[Start of RECORDS SHOWN]

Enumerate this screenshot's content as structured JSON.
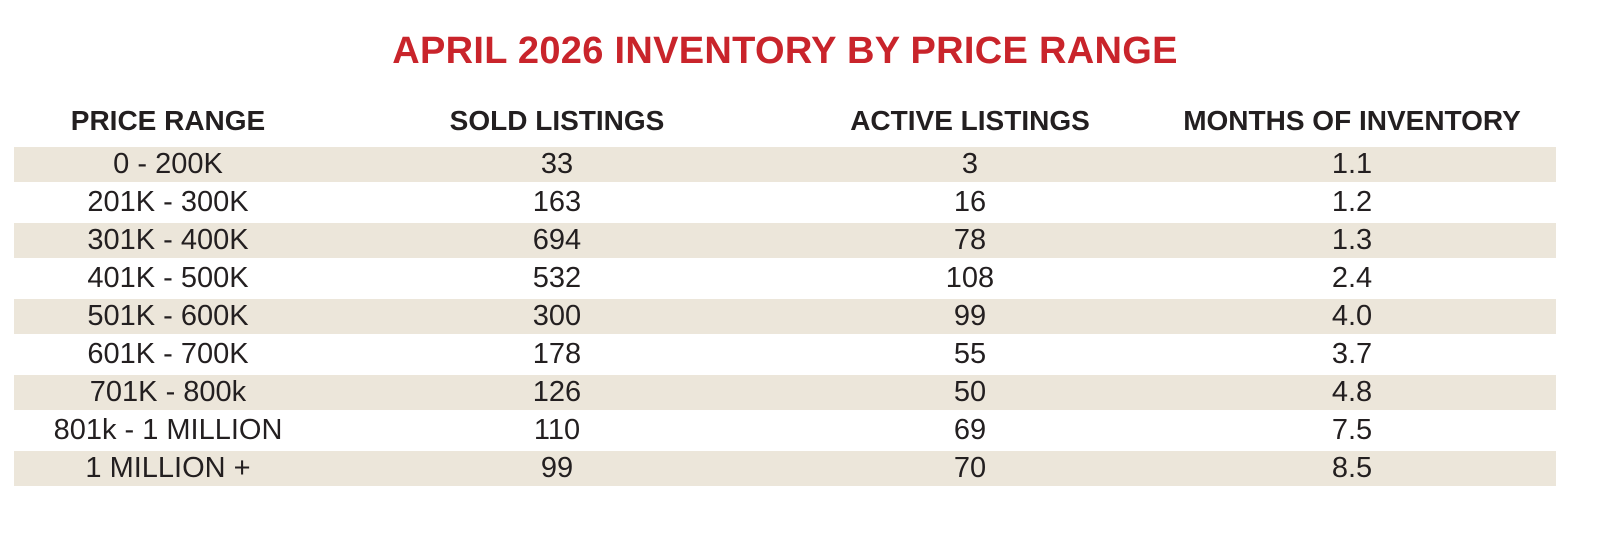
{
  "chart_data": {
    "type": "table",
    "title": "APRIL 2026 INVENTORY BY PRICE RANGE",
    "columns": [
      "PRICE RANGE",
      "SOLD LISTINGS",
      "ACTIVE LISTINGS",
      "MONTHS OF INVENTORY"
    ],
    "rows": [
      [
        "0 - 200K",
        "33",
        "3",
        "1.1"
      ],
      [
        "201K - 300K",
        "163",
        "16",
        "1.2"
      ],
      [
        "301K - 400K",
        "694",
        "78",
        "1.3"
      ],
      [
        "401K - 500K",
        "532",
        "108",
        "2.4"
      ],
      [
        "501K - 600K",
        "300",
        "99",
        "4.0"
      ],
      [
        "601K - 700K",
        "178",
        "55",
        "3.7"
      ],
      [
        "701K - 800k",
        "126",
        "50",
        "4.8"
      ],
      [
        "801k - 1 MILLION",
        "110",
        "69",
        "7.5"
      ],
      [
        "1 MILLION +",
        "99",
        "70",
        "8.5"
      ]
    ],
    "colors": {
      "title": "#c9242b",
      "band": "#ece6da",
      "text": "#231f20"
    }
  }
}
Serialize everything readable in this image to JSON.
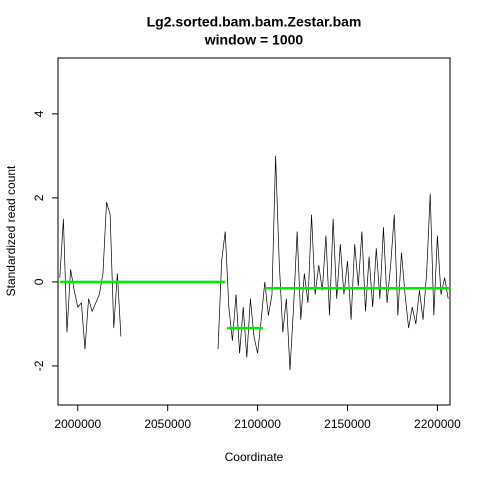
{
  "chart_data": {
    "type": "line",
    "title": "Lg2.sorted.bam.bam.Zestar.bam",
    "subtitle": "window = 1000",
    "xlabel": "Coordinate",
    "ylabel": "Standardized read count",
    "xlim": [
      1989000,
      2207000
    ],
    "ylim": [
      -2.93,
      5.33
    ],
    "xticks": [
      2000000,
      2050000,
      2100000,
      2150000,
      2200000
    ],
    "yticks": [
      -2,
      0,
      2,
      4
    ],
    "series": [
      {
        "color": "#000000",
        "x": [
          1990000,
          1992000,
          1994000,
          1996000,
          1998000,
          2000000,
          2002000,
          2004000,
          2006000,
          2008000,
          2010000,
          2012000,
          2014000,
          2016000,
          2018000,
          2020000,
          2022000,
          2024000,
          2050000,
          2078000,
          2080000,
          2082000,
          2084000,
          2086000,
          2088000,
          2090000,
          2092000,
          2094000,
          2096000,
          2098000,
          2100000,
          2102000,
          2104000,
          2106000,
          2108000,
          2110000,
          2112000,
          2114000,
          2116000,
          2118000,
          2120000,
          2122000,
          2124000,
          2126000,
          2128000,
          2130000,
          2132000,
          2134000,
          2136000,
          2138000,
          2140000,
          2142000,
          2144000,
          2146000,
          2148000,
          2150000,
          2152000,
          2154000,
          2156000,
          2158000,
          2160000,
          2162000,
          2164000,
          2166000,
          2168000,
          2170000,
          2172000,
          2174000,
          2176000,
          2178000,
          2180000,
          2182000,
          2184000,
          2186000,
          2188000,
          2190000,
          2192000,
          2194000,
          2196000,
          2198000,
          2200000,
          2202000,
          2204000,
          2206000
        ],
        "values": [
          0.1,
          1.5,
          -1.2,
          0.3,
          -0.2,
          -0.6,
          -0.5,
          -1.6,
          -0.4,
          -0.7,
          -0.5,
          -0.3,
          0.2,
          1.9,
          1.6,
          -1.1,
          0.2,
          -1.3,
          null,
          -1.6,
          0.5,
          1.2,
          -0.6,
          -1.4,
          -0.3,
          -1.7,
          -0.6,
          -1.8,
          -0.4,
          -1.3,
          -1.7,
          -0.9,
          0.0,
          -0.8,
          -0.3,
          3.0,
          0.5,
          -1.2,
          -0.4,
          -2.1,
          -0.6,
          1.2,
          -0.9,
          0.2,
          -0.5,
          1.6,
          -0.3,
          0.4,
          -0.2,
          1.1,
          -0.8,
          1.5,
          -0.4,
          0.9,
          -0.3,
          0.5,
          -0.9,
          0.9,
          -0.1,
          1.2,
          -0.7,
          0.6,
          -0.6,
          0.8,
          -0.4,
          1.3,
          -0.5,
          0.4,
          1.6,
          -0.8,
          0.7,
          -0.3,
          -1.1,
          -0.6,
          -1.0,
          -0.2,
          -0.9,
          0.2,
          2.1,
          -0.8,
          1.1,
          -0.3,
          0.1,
          -0.4
        ]
      },
      {
        "color": "#00ee00",
        "x": [
          1990000,
          2082000,
          2082500,
          2083000,
          2103000,
          2103500,
          2104000,
          2207000
        ],
        "values": [
          0,
          0,
          null,
          -1.1,
          -1.1,
          null,
          -0.15,
          -0.15
        ]
      }
    ]
  }
}
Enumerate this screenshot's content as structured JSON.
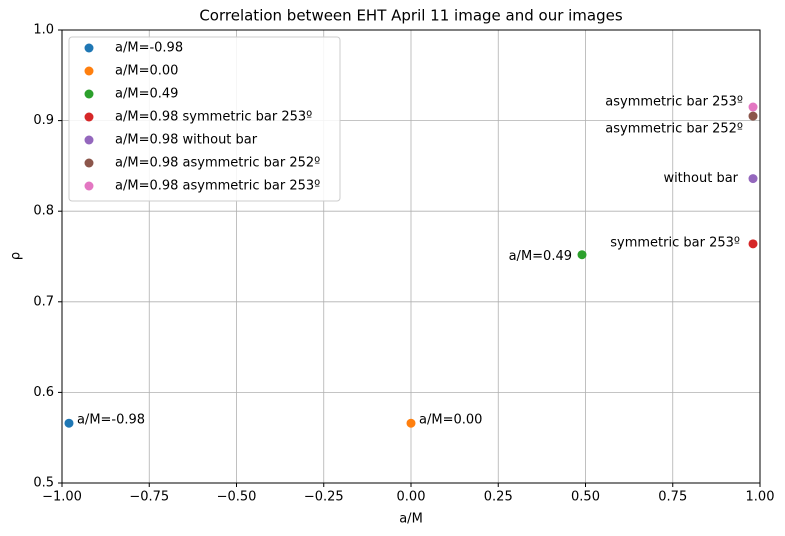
{
  "chart_data": {
    "type": "scatter",
    "title": "Correlation between EHT April 11 image and our images",
    "xlabel": "a/M",
    "ylabel": "ρ",
    "xlim": [
      -1,
      1
    ],
    "ylim": [
      0.5,
      1
    ],
    "xticks": [
      {
        "value": -1,
        "label": "−1.00"
      },
      {
        "value": -0.75,
        "label": "−0.75"
      },
      {
        "value": -0.5,
        "label": "−0.50"
      },
      {
        "value": -0.25,
        "label": "−0.25"
      },
      {
        "value": 0,
        "label": "0.00"
      },
      {
        "value": 0.25,
        "label": "0.25"
      },
      {
        "value": 0.5,
        "label": "0.50"
      },
      {
        "value": 0.75,
        "label": "0.75"
      },
      {
        "value": 1,
        "label": "1.00"
      }
    ],
    "yticks": [
      0.5,
      0.6,
      0.7,
      0.8,
      0.9,
      {
        "value": 1,
        "label": "1.0"
      }
    ],
    "grid": true,
    "legend": "upper left",
    "series": [
      {
        "name": "a/M=-0.98",
        "color": "#1f77b4",
        "x": [
          -0.98
        ],
        "values": [
          0.566
        ],
        "annotation": "a/M=-0.98"
      },
      {
        "name": "a/M=0.00",
        "color": "#ff7f0e",
        "x": [
          0
        ],
        "values": [
          0.566
        ],
        "annotation": "a/M=0.00"
      },
      {
        "name": "a/M=0.49",
        "color": "#2ca02c",
        "x": [
          0.49
        ],
        "values": [
          0.752
        ],
        "annotation": "a/M=0.49"
      },
      {
        "name": "a/M=0.98 symmetric bar 253º",
        "color": "#d62728",
        "x": [
          0.98
        ],
        "values": [
          0.764
        ],
        "annotation": "symmetric bar 253º"
      },
      {
        "name": "a/M=0.98 without bar",
        "color": "#9467bd",
        "x": [
          0.98
        ],
        "values": [
          0.836
        ],
        "annotation": "without bar"
      },
      {
        "name": "a/M=0.98 asymmetric bar 252º",
        "color": "#8c564b",
        "x": [
          0.98
        ],
        "values": [
          0.905
        ],
        "annotation": "asymmetric bar 252º"
      },
      {
        "name": "a/M=0.98 asymmetric bar 253º",
        "color": "#e377c2",
        "x": [
          0.98
        ],
        "values": [
          0.915
        ],
        "annotation": "asymmetric bar 253º"
      }
    ]
  }
}
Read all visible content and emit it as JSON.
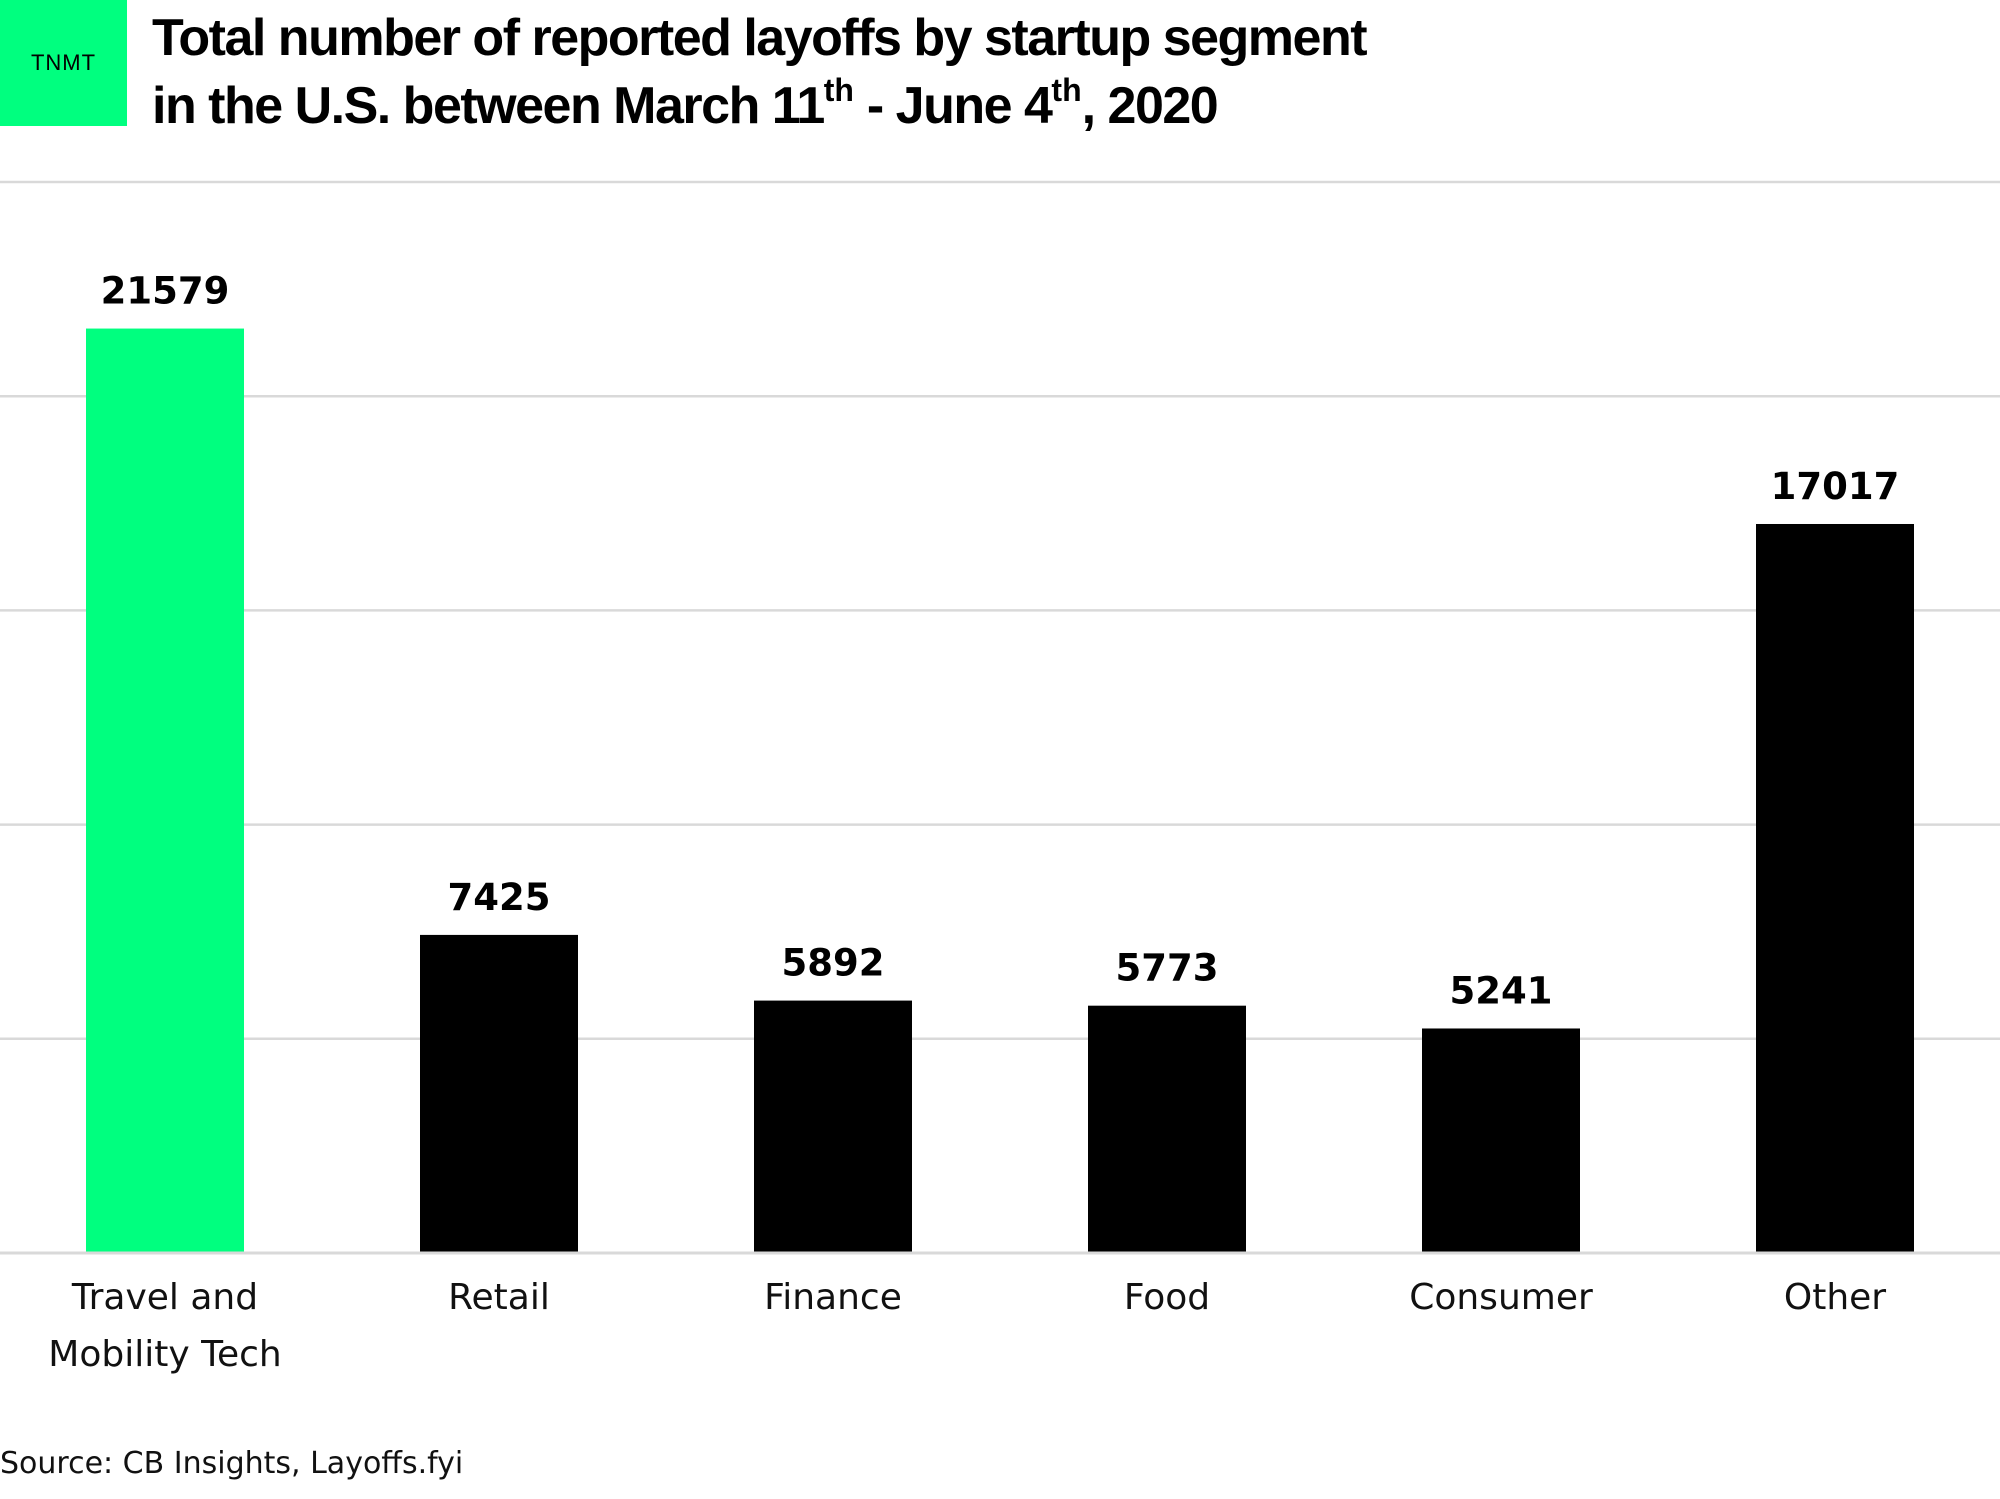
{
  "brand": {
    "logo_text": "TNMT",
    "accent_color": "#00ff7f"
  },
  "title": {
    "line1": "Total number of reported layoffs by startup segment",
    "line2_a": "in the U.S. between March 11",
    "sup_a": "th",
    "line2_b": " - June 4",
    "sup_b": "th",
    "line2_c": ", 2020"
  },
  "chart_data": {
    "type": "bar",
    "categories": [
      "Travel and Mobility Tech",
      "Retail",
      "Finance",
      "Food",
      "Consumer",
      "Other"
    ],
    "category_lines": [
      [
        "Travel and",
        "Mobility Tech"
      ],
      [
        "Retail"
      ],
      [
        "Finance"
      ],
      [
        "Food"
      ],
      [
        "Consumer"
      ],
      [
        "Other"
      ]
    ],
    "values": [
      21579,
      7425,
      5892,
      5773,
      5241,
      17017
    ],
    "bar_colors": [
      "#00ff7f",
      "#000000",
      "#000000",
      "#000000",
      "#000000",
      "#000000"
    ],
    "data_labels": [
      "21579",
      "7425",
      "5892",
      "5773",
      "5241",
      "17017"
    ],
    "ylim": [
      0,
      25000
    ],
    "grid": true,
    "gridline_values": [
      5000,
      10000,
      15000,
      20000,
      25000
    ],
    "y_tick_labels_shown": false,
    "grid_color": "#d9d9d9"
  },
  "source": "Source: CB Insights, Layoffs.fyi"
}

[End of RECORDS SHOWN]

§ **WHAT YOU HAVE TO DO**: Quote exactly the lines from the one that contains "Read all visible content and emit it as JSON." through the end of the listing above, both ends included, leaving out the pictures.

§ **SOLUTION TO THIS EXERCISE**:
Read all visible content and emit it as JSON.
{
  "brand": {
    "logo_text": "TNMT",
    "accent_color": "#00ff7f"
  },
  "title": {
    "line1": "Total number of reported layoffs by startup segment",
    "line2_a": "in the U.S. between March 11",
    "sup_a": "th",
    "line2_b": " - June 4",
    "sup_b": "th",
    "line2_c": ", 2020"
  },
  "chart_data": {
    "type": "bar",
    "categories": [
      "Travel and Mobility Tech",
      "Retail",
      "Finance",
      "Food",
      "Consumer",
      "Other"
    ],
    "category_lines": [
      [
        "Travel and",
        "Mobility Tech"
      ],
      [
        "Retail"
      ],
      [
        "Finance"
      ],
      [
        "Food"
      ],
      [
        "Consumer"
      ],
      [
        "Other"
      ]
    ],
    "values": [
      21579,
      7425,
      5892,
      5773,
      5241,
      17017
    ],
    "bar_colors": [
      "#00ff7f",
      "#000000",
      "#000000",
      "#000000",
      "#000000",
      "#000000"
    ],
    "data_labels": [
      "21579",
      "7425",
      "5892",
      "5773",
      "5241",
      "17017"
    ],
    "ylim": [
      0,
      25000
    ],
    "grid": true,
    "gridline_values": [
      5000,
      10000,
      15000,
      20000,
      25000
    ],
    "y_tick_labels_shown": false,
    "grid_color": "#d9d9d9"
  },
  "source": "Source: CB Insights, Layoffs.fyi"
}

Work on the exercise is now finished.